▶ _OBJECTIVE_
All entries must be extracted exactly, with nothing added or dropped.

Start of EXERCISE MATERIALS

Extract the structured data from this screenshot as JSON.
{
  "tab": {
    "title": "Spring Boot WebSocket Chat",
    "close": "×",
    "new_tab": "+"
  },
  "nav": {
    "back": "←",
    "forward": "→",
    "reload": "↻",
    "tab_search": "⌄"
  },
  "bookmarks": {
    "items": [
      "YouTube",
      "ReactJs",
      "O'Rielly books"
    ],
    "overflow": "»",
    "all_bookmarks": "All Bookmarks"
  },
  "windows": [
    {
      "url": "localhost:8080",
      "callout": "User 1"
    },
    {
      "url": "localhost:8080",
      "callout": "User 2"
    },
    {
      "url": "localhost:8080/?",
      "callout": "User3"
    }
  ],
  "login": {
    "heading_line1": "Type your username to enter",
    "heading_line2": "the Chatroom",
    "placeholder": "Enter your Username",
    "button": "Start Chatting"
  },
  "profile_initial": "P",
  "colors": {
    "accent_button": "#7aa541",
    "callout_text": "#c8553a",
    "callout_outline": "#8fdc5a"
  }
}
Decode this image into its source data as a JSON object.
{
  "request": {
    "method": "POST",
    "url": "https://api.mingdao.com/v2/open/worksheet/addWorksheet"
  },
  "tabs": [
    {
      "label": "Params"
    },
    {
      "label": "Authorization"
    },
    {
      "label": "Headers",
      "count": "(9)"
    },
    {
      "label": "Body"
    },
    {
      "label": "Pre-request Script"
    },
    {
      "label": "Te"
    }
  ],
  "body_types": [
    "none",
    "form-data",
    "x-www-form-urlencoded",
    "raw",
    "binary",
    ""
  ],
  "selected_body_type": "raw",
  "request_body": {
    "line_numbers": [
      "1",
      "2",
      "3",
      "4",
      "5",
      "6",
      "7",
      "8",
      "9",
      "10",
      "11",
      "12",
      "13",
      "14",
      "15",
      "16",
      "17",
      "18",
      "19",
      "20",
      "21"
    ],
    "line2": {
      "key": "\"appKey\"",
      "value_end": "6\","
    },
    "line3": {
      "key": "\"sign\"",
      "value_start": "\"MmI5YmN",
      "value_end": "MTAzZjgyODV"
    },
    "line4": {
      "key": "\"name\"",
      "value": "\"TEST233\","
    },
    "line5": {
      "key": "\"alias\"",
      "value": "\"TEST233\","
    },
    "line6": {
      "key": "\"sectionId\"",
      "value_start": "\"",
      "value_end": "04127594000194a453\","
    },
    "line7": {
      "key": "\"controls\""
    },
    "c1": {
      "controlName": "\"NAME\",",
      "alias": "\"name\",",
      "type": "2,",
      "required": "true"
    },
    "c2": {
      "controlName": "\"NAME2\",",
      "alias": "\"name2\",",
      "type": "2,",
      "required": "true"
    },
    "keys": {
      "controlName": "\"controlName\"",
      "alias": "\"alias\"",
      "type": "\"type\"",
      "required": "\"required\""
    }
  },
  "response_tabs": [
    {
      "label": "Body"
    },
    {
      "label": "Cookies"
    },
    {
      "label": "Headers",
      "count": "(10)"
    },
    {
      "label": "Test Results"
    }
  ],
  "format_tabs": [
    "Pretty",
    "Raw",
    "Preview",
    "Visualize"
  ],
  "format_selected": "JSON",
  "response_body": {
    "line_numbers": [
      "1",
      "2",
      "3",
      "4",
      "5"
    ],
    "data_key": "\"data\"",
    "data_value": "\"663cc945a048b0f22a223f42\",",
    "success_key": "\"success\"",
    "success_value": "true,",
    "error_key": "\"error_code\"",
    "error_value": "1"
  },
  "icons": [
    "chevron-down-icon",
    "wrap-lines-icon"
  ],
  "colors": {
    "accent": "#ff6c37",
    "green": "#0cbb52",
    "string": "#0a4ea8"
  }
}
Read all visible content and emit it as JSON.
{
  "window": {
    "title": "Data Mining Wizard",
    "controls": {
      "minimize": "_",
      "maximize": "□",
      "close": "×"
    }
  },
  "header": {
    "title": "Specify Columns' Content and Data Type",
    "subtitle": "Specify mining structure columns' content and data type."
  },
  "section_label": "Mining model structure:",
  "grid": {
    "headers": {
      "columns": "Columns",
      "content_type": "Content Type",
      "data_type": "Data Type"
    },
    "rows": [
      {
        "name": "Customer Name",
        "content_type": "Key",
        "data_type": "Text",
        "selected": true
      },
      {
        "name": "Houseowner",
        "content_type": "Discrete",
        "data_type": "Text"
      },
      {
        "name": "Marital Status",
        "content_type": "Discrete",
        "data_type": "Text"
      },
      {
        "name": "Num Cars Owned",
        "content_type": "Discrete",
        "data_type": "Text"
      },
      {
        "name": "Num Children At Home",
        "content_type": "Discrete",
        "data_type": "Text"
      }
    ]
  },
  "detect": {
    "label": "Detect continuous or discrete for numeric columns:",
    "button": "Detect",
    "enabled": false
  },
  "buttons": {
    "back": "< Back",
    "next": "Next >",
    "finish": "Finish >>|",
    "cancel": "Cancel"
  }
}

End of EXERCISE MATERIALS

▶ _OUTPUT BELOW_
Extract the structured data from this screenshot as JSON.
{
  "tab": {
    "title": "Spring Boot WebSocket Chat",
    "close": "×",
    "new_tab": "+"
  },
  "nav": {
    "back": "←",
    "forward": "→",
    "reload": "↻",
    "tab_search": "⌄"
  },
  "bookmarks": {
    "items": [
      "YouTube",
      "ReactJs",
      "O'Rielly books"
    ],
    "overflow": "»",
    "all_bookmarks": "All Bookmarks"
  },
  "windows": [
    {
      "url": "localhost:8080",
      "callout": "User 1"
    },
    {
      "url": "localhost:8080",
      "callout": "User 2"
    },
    {
      "url": "localhost:8080/?",
      "callout": "User3"
    }
  ],
  "login": {
    "heading_line1": "Type your username to enter",
    "heading_line2": "the Chatroom",
    "placeholder": "Enter your Username",
    "button": "Start Chatting"
  },
  "profile_initial": "P",
  "colors": {
    "accent_button": "#7aa541",
    "callout_text": "#c8553a",
    "callout_outline": "#8fdc5a"
  }
}
Decode this image into its source data as a JSON object.
{
  "request": {
    "method": "POST",
    "url": "https://api.mingdao.com/v2/open/worksheet/addWorksheet"
  },
  "tabs": [
    {
      "label": "Params"
    },
    {
      "label": "Authorization"
    },
    {
      "label": "Headers",
      "count": "(9)"
    },
    {
      "label": "Body"
    },
    {
      "label": "Pre-request Script"
    },
    {
      "label": "Te"
    }
  ],
  "body_types": [
    "none",
    "form-data",
    "x-www-form-urlencoded",
    "raw",
    "binary",
    ""
  ],
  "selected_body_type": "raw",
  "request_body": {
    "line_numbers": [
      "1",
      "2",
      "3",
      "4",
      "5",
      "6",
      "7",
      "8",
      "9",
      "10",
      "11",
      "12",
      "13",
      "14",
      "15",
      "16",
      "17",
      "18",
      "19",
      "20",
      "21"
    ],
    "line2": {
      "key": "\"appKey\"",
      "value_end": "6\","
    },
    "line3": {
      "key": "\"sign\"",
      "value_start": "\"MmI5YmN",
      "value_end": "MTAzZjgyODV"
    },
    "line4": {
      "key": "\"name\"",
      "value": "\"TEST233\","
    },
    "line5": {
      "key": "\"alias\"",
      "value": "\"TEST233\","
    },
    "line6": {
      "key": "\"sectionId\"",
      "value_start": "\"",
      "value_end": "04127594000194a453\","
    },
    "line7": {
      "key": "\"controls\""
    },
    "c1": {
      "controlName": "\"NAME\",",
      "alias": "\"name\",",
      "type": "2,",
      "required": "true"
    },
    "c2": {
      "controlName": "\"NAME2\",",
      "alias": "\"name2\",",
      "type": "2,",
      "required": "true"
    },
    "keys": {
      "controlName": "\"controlName\"",
      "alias": "\"alias\"",
      "type": "\"type\"",
      "required": "\"required\""
    }
  },
  "response_tabs": [
    {
      "label": "Body"
    },
    {
      "label": "Cookies"
    },
    {
      "label": "Headers",
      "count": "(10)"
    },
    {
      "label": "Test Results"
    }
  ],
  "format_tabs": [
    "Pretty",
    "Raw",
    "Preview",
    "Visualize"
  ],
  "format_selected": "JSON",
  "response_body": {
    "line_numbers": [
      "1",
      "2",
      "3",
      "4",
      "5"
    ],
    "data_key": "\"data\"",
    "data_value": "\"663cc945a048b0f22a223f42\",",
    "success_key": "\"success\"",
    "success_value": "true,",
    "error_key": "\"error_code\"",
    "error_value": "1"
  },
  "icons": [
    "chevron-down-icon",
    "wrap-lines-icon"
  ],
  "colors": {
    "accent": "#ff6c37",
    "green": "#0cbb52",
    "string": "#0a4ea8"
  }
}
Read all visible content and emit it as JSON.
{
  "window": {
    "title": "Data Mining Wizard",
    "controls": {
      "minimize": "_",
      "maximize": "□",
      "close": "×"
    }
  },
  "header": {
    "title": "Specify Columns' Content and Data Type",
    "subtitle": "Specify mining structure columns' content and data type."
  },
  "section_label": "Mining model structure:",
  "grid": {
    "headers": {
      "columns": "Columns",
      "content_type": "Content Type",
      "data_type": "Data Type"
    },
    "rows": [
      {
        "name": "Customer Name",
        "content_type": "Key",
        "data_type": "Text",
        "selected": true
      },
      {
        "name": "Houseowner",
        "content_type": "Discrete",
        "data_type": "Text"
      },
      {
        "name": "Marital Status",
        "content_type": "Discrete",
        "data_type": "Text"
      },
      {
        "name": "Num Cars Owned",
        "content_type": "Discrete",
        "data_type": "Text"
      },
      {
        "name": "Num Children At Home",
        "content_type": "Discrete",
        "data_type": "Text"
      }
    ]
  },
  "detect": {
    "label": "Detect continuous or discrete for numeric columns:",
    "button": "Detect",
    "enabled": false
  },
  "buttons": {
    "back": "< Back",
    "next": "Next >",
    "finish": "Finish >>|",
    "cancel": "Cancel"
  }
}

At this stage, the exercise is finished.